Pull every line that holds the word "pedir" from the entries.

**Extracted entries:**

>> Start

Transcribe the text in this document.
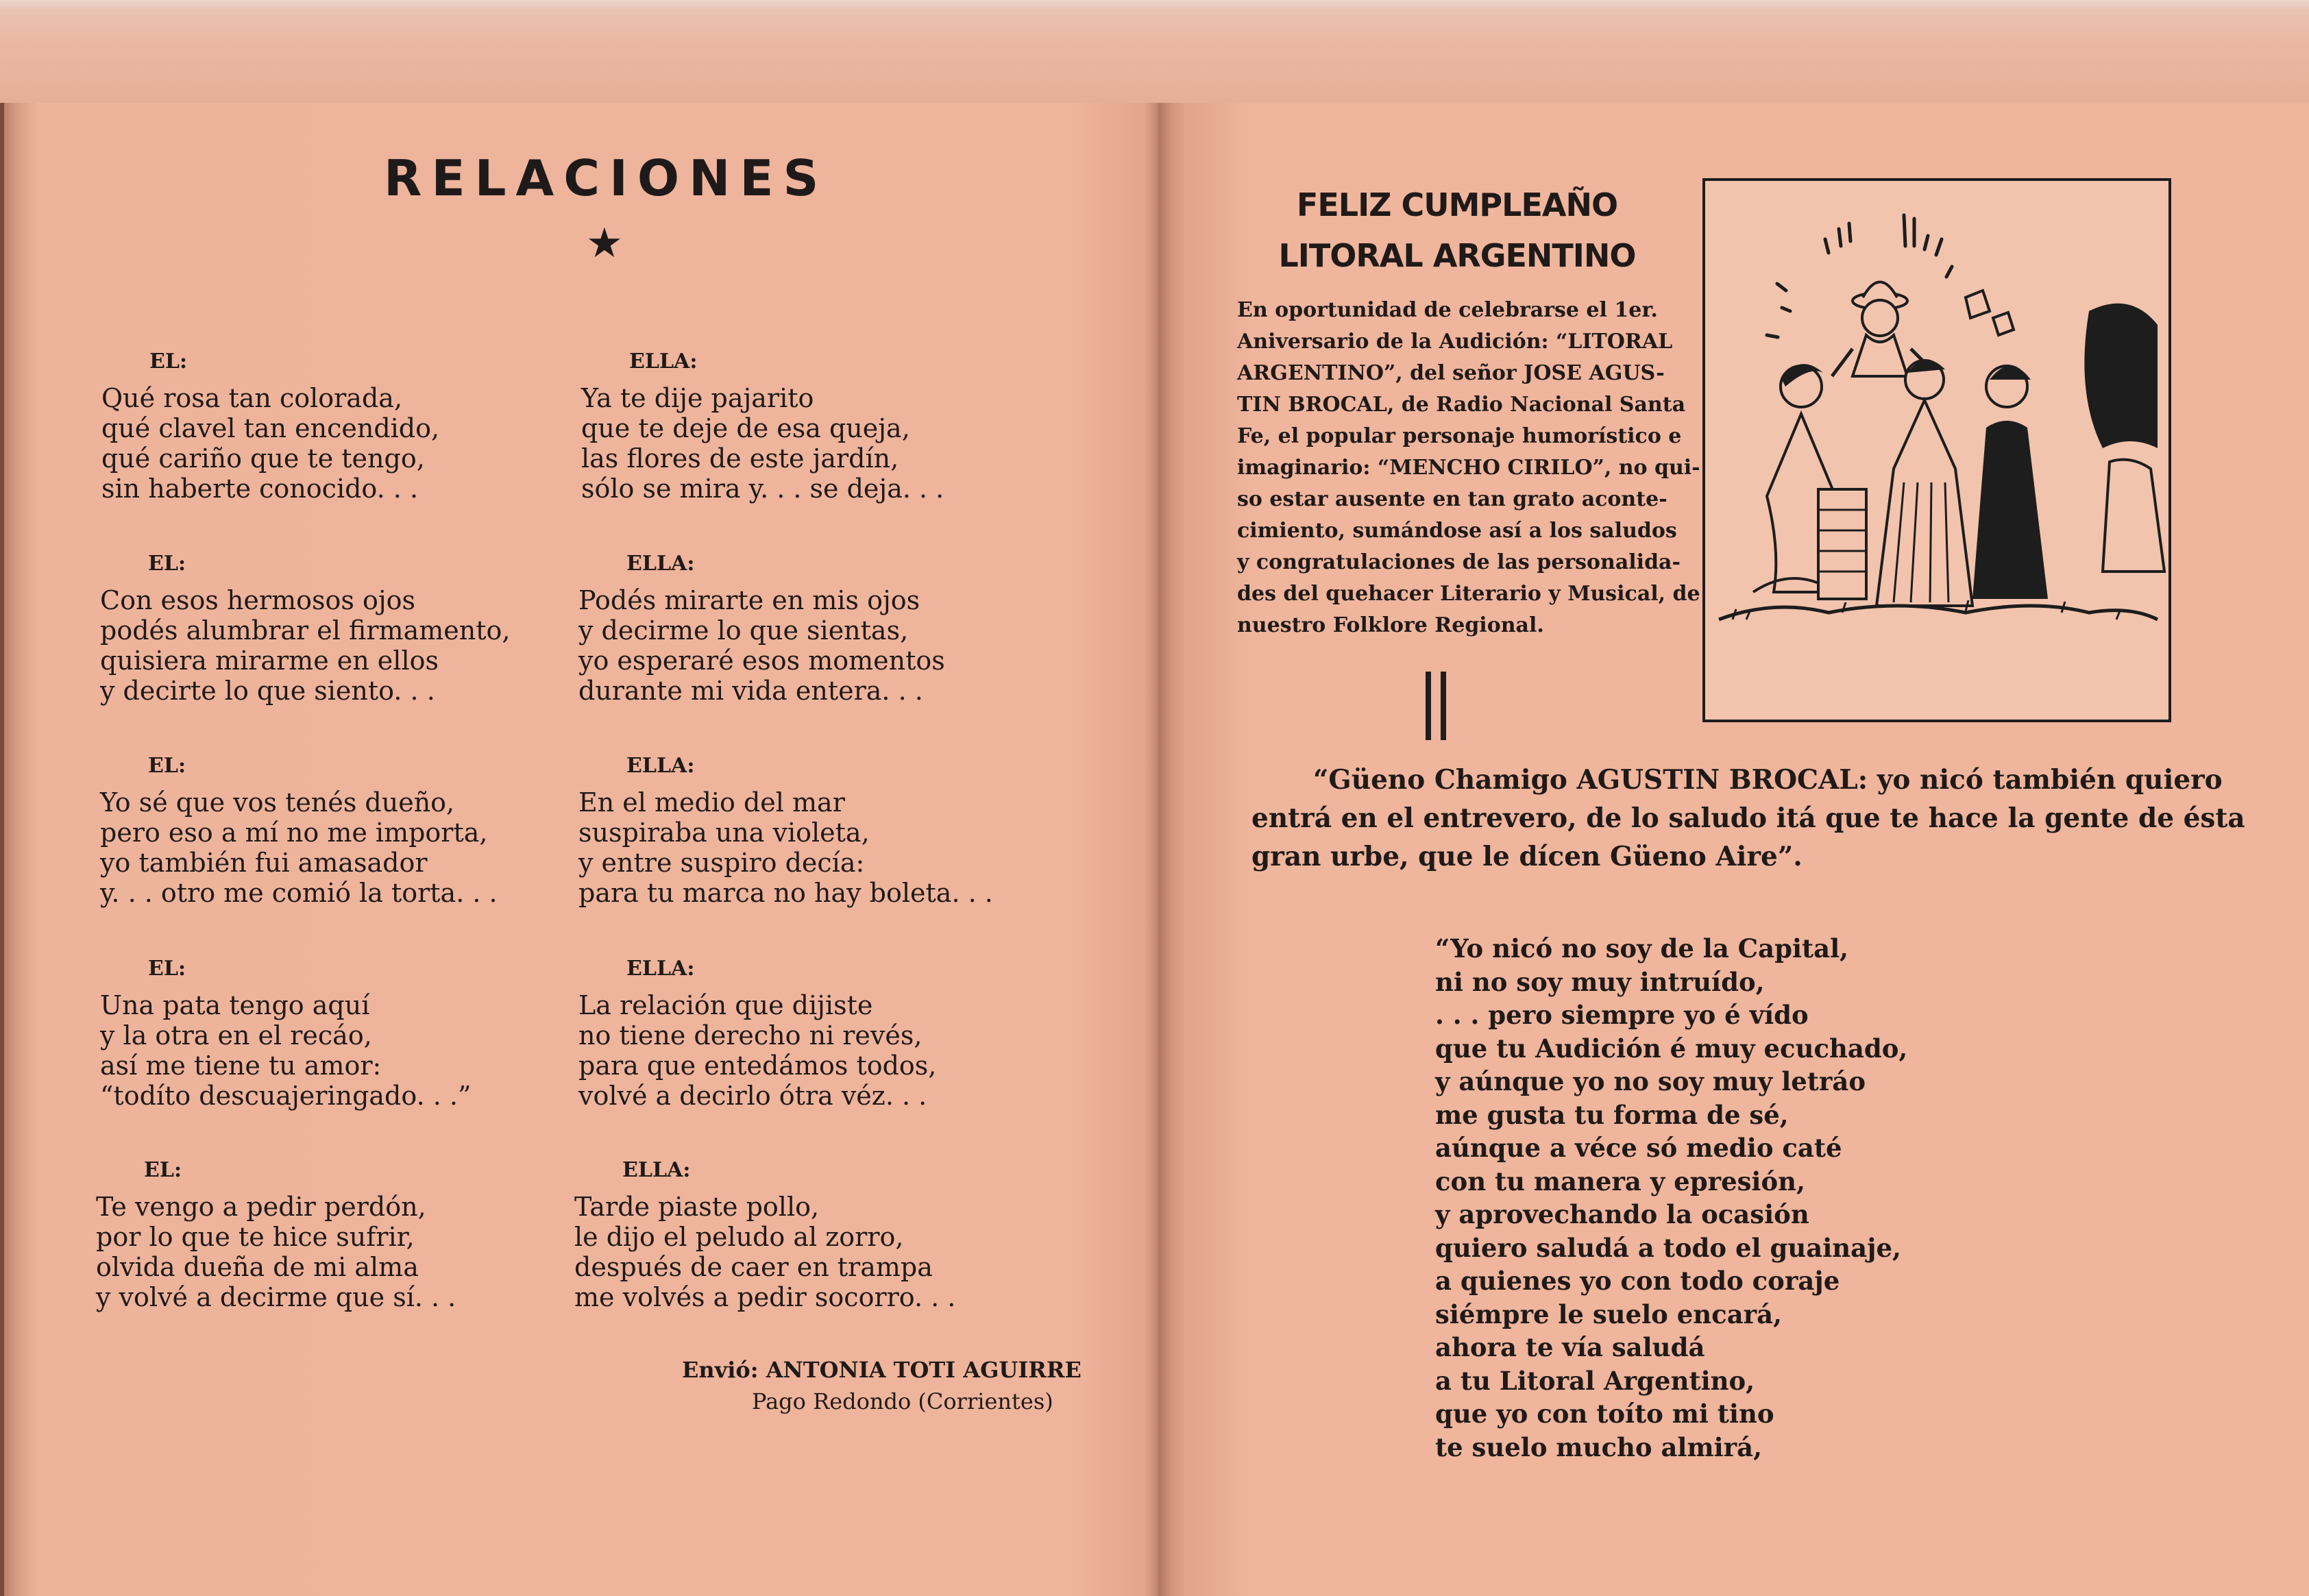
RELACIONES
★
EL:
Qué rosa tan colorada,
qué clavel tan encendido,
qué cariño que te tengo,
sin haberte conocido. . .
EL:
Con esos hermosos ojos
podés alumbrar el firmamento,
quisiera mirarme en ellos
y decirte lo que siento. . .
EL:
Yo sé que vos tenés dueño,
pero eso a mí no me importa,
yo también fui amasador
y. . . otro me comió la torta. . .
EL:
Una pata tengo aquí
y la otra en el recáo,
así me tiene tu amor:
“todíto descuajeringado. . .”
EL:
Te vengo a pedir perdón,
por lo que te hice sufrir,
olvida dueña de mi alma
y volvé a decirme que sí. . .
ELLA:
Ya te dije pajarito
que te deje de esa queja,
las flores de este jardín,
sólo se mira y. . . se deja. . .
ELLA:
Podés mirarte en mis ojos
y decirme lo que sientas,
yo esperaré esos momentos
durante mi vida entera. . .
ELLA:
En el medio del mar
suspiraba una violeta,
y entre suspiro decía:
para tu marca no hay boleta. . .
ELLA:
La relación que dijiste
no tiene derecho ni revés,
para que entedámos todos,
volvé a decirlo ótra véz. . .
ELLA:
Tarde piaste pollo,
le dijo el peludo al zorro,
después de caer en trampa
me volvés a pedir socorro. . .
Envió: ANTONIA TOTI AGUIRRE
Pago Redondo (Corrientes)
FELIZ CUMPLEAÑO
LITORAL ARGENTINO
En oportunidad de celebrarse el 1er.
Aniversario de la Audición: “LITORAL
ARGENTINO”, del señor JOSE AGUS-
TIN BROCAL, de Radio Nacional Santa
Fe, el popular personaje humorístico e
imaginario: “MENCHO CIRILO”, no qui-
so estar ausente en tan grato aconte-
cimiento, sumándose así a los saludos
y congratulaciones de las personalida-
des del quehacer Literario y Musical, de
nuestro Folklore Regional.
“Güeno Chamigo AGUSTIN BROCAL: yo nicó también quiero
entrá en el entrevero, de lo saludo itá que te hace la gente de ésta
gran urbe, que le dícen Güeno Aire”.
“Yo nicó no soy de la Capital,
ni no soy muy intruído,
. . . pero siempre yo é vído
que tu Audición é muy ecuchado,
y aúnque yo no soy muy letráo
me gusta tu forma de sé,
aúnque a véce só medio caté
con tu manera y epresión,
y aprovechando la ocasión
quiero saludá a todo el guainaje,
a quienes yo con todo coraje
siémpre le suelo encará,
ahora te vía saludá
a tu Litoral Argentino,
que yo con toíto mi tino
te suelo mucho almirá,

>> End

**Answer to this task:**
Te vengo a pedir perdón,
me volvés a pedir socorro. . .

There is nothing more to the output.